▶ **THE INPUT**
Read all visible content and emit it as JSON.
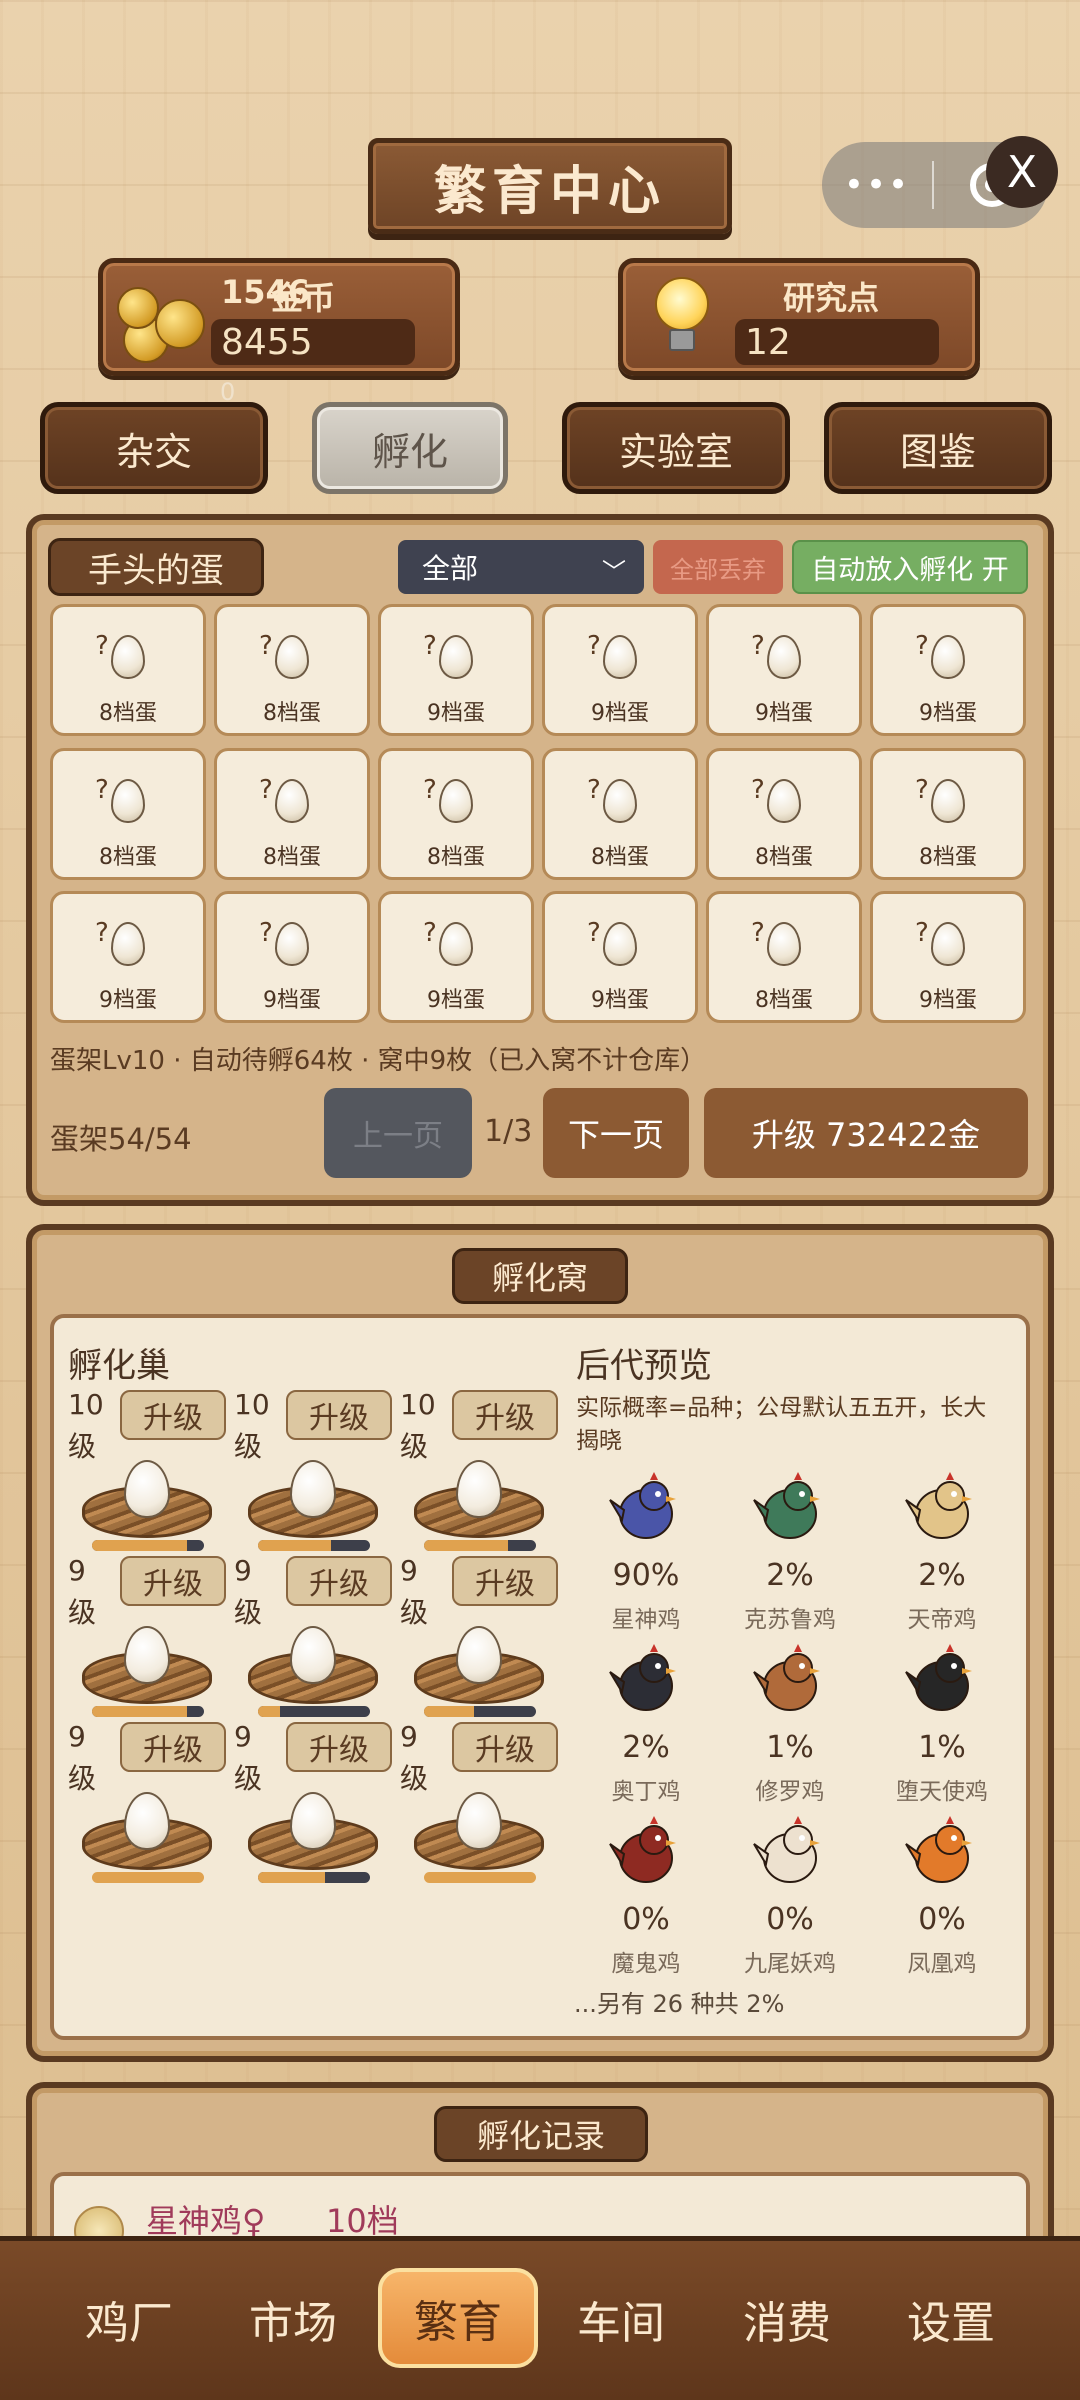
{
  "header": {
    "title": "繁育中心",
    "capsule_dots": "•••",
    "close": "X"
  },
  "resources": {
    "coins_label": "金币",
    "coins_overlap": "1546",
    "coins_value": "8455",
    "coins_small": "0",
    "research_label": "研究点",
    "research_value": "12"
  },
  "tabs": [
    "杂交",
    "孵化",
    "实验室",
    "图鉴"
  ],
  "eggs_panel": {
    "title": "手头的蛋",
    "filter": "全部",
    "discard_all": "全部丢弃",
    "auto_incubate": "自动放入孵化 开",
    "question": "?",
    "eggs": [
      "8档蛋",
      "8档蛋",
      "9档蛋",
      "9档蛋",
      "9档蛋",
      "9档蛋",
      "8档蛋",
      "8档蛋",
      "8档蛋",
      "8档蛋",
      "8档蛋",
      "8档蛋",
      "9档蛋",
      "9档蛋",
      "9档蛋",
      "9档蛋",
      "8档蛋",
      "9档蛋"
    ],
    "info": "蛋架Lv10 · 自动待孵64枚 · 窝中9枚（已入窝不计仓库）",
    "rack": "蛋架54/54",
    "prev": "上一页",
    "page": "1/3",
    "next": "下一页",
    "upgrade": "升级 732422金"
  },
  "incubator": {
    "title": "孵化窝",
    "nests_title": "孵化巢",
    "upgrade_label": "升级",
    "level_suffix": "级",
    "nests": [
      {
        "level": "10",
        "progress": 0.85
      },
      {
        "level": "10",
        "progress": 0.65
      },
      {
        "level": "10",
        "progress": 0.75
      },
      {
        "level": "9",
        "progress": 0.85
      },
      {
        "level": "9",
        "progress": 0.2
      },
      {
        "level": "9",
        "progress": 0.45
      },
      {
        "level": "9",
        "progress": 1.0
      },
      {
        "level": "9",
        "progress": 0.6
      },
      {
        "level": "9",
        "progress": 1.0
      }
    ],
    "preview_title": "后代预览",
    "preview_note": "实际概率=品种；公母默认五五开，长大揭晓",
    "offspring": [
      {
        "pct": "90%",
        "name": "星神鸡",
        "color": "#4a55a8"
      },
      {
        "pct": "2%",
        "name": "克苏鲁鸡",
        "color": "#3f7a5a"
      },
      {
        "pct": "2%",
        "name": "天帝鸡",
        "color": "#e2c489"
      },
      {
        "pct": "2%",
        "name": "奥丁鸡",
        "color": "#2c2d35"
      },
      {
        "pct": "1%",
        "name": "修罗鸡",
        "color": "#b06a3a"
      },
      {
        "pct": "1%",
        "name": "堕天使鸡",
        "color": "#262626"
      },
      {
        "pct": "0%",
        "name": "魔鬼鸡",
        "color": "#8e2a22"
      },
      {
        "pct": "0%",
        "name": "九尾妖鸡",
        "color": "#ede1cf"
      },
      {
        "pct": "0%",
        "name": "凤凰鸡",
        "color": "#e27a2a"
      }
    ],
    "more": "...另有 26 种共 2%"
  },
  "records": {
    "title": "孵化记录",
    "first_name": "星神鸡♀",
    "first_grade": "10档"
  },
  "bottom_nav": [
    "鸡厂",
    "市场",
    "繁育",
    "车间",
    "消费",
    "设置"
  ]
}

▶ **REQUIREMENTS**
Copy every record character for character. Skip the pictures.

▶ **REPLY TO THE EXERCISE**
Read all visible content and emit it as JSON.
{
  "header": {
    "title": "繁育中心",
    "capsule_dots": "•••",
    "close": "X"
  },
  "resources": {
    "coins_label": "金币",
    "coins_overlap": "1546",
    "coins_value": "8455",
    "coins_small": "0",
    "research_label": "研究点",
    "research_value": "12"
  },
  "tabs": [
    "杂交",
    "孵化",
    "实验室",
    "图鉴"
  ],
  "eggs_panel": {
    "title": "手头的蛋",
    "filter": "全部",
    "discard_all": "全部丢弃",
    "auto_incubate": "自动放入孵化 开",
    "question": "?",
    "eggs": [
      "8档蛋",
      "8档蛋",
      "9档蛋",
      "9档蛋",
      "9档蛋",
      "9档蛋",
      "8档蛋",
      "8档蛋",
      "8档蛋",
      "8档蛋",
      "8档蛋",
      "8档蛋",
      "9档蛋",
      "9档蛋",
      "9档蛋",
      "9档蛋",
      "8档蛋",
      "9档蛋"
    ],
    "info": "蛋架Lv10 · 自动待孵64枚 · 窝中9枚（已入窝不计仓库）",
    "rack": "蛋架54/54",
    "prev": "上一页",
    "page": "1/3",
    "next": "下一页",
    "upgrade": "升级 732422金"
  },
  "incubator": {
    "title": "孵化窝",
    "nests_title": "孵化巢",
    "upgrade_label": "升级",
    "level_suffix": "级",
    "nests": [
      {
        "level": "10",
        "progress": 0.85
      },
      {
        "level": "10",
        "progress": 0.65
      },
      {
        "level": "10",
        "progress": 0.75
      },
      {
        "level": "9",
        "progress": 0.85
      },
      {
        "level": "9",
        "progress": 0.2
      },
      {
        "level": "9",
        "progress": 0.45
      },
      {
        "level": "9",
        "progress": 1.0
      },
      {
        "level": "9",
        "progress": 0.6
      },
      {
        "level": "9",
        "progress": 1.0
      }
    ],
    "preview_title": "后代预览",
    "preview_note": "实际概率=品种；公母默认五五开，长大揭晓",
    "offspring": [
      {
        "pct": "90%",
        "name": "星神鸡",
        "color": "#4a55a8"
      },
      {
        "pct": "2%",
        "name": "克苏鲁鸡",
        "color": "#3f7a5a"
      },
      {
        "pct": "2%",
        "name": "天帝鸡",
        "color": "#e2c489"
      },
      {
        "pct": "2%",
        "name": "奥丁鸡",
        "color": "#2c2d35"
      },
      {
        "pct": "1%",
        "name": "修罗鸡",
        "color": "#b06a3a"
      },
      {
        "pct": "1%",
        "name": "堕天使鸡",
        "color": "#262626"
      },
      {
        "pct": "0%",
        "name": "魔鬼鸡",
        "color": "#8e2a22"
      },
      {
        "pct": "0%",
        "name": "九尾妖鸡",
        "color": "#ede1cf"
      },
      {
        "pct": "0%",
        "name": "凤凰鸡",
        "color": "#e27a2a"
      }
    ],
    "more": "...另有 26 种共 2%"
  },
  "records": {
    "title": "孵化记录",
    "first_name": "星神鸡♀",
    "first_grade": "10档"
  },
  "bottom_nav": [
    "鸡厂",
    "市场",
    "繁育",
    "车间",
    "消费",
    "设置"
  ]
}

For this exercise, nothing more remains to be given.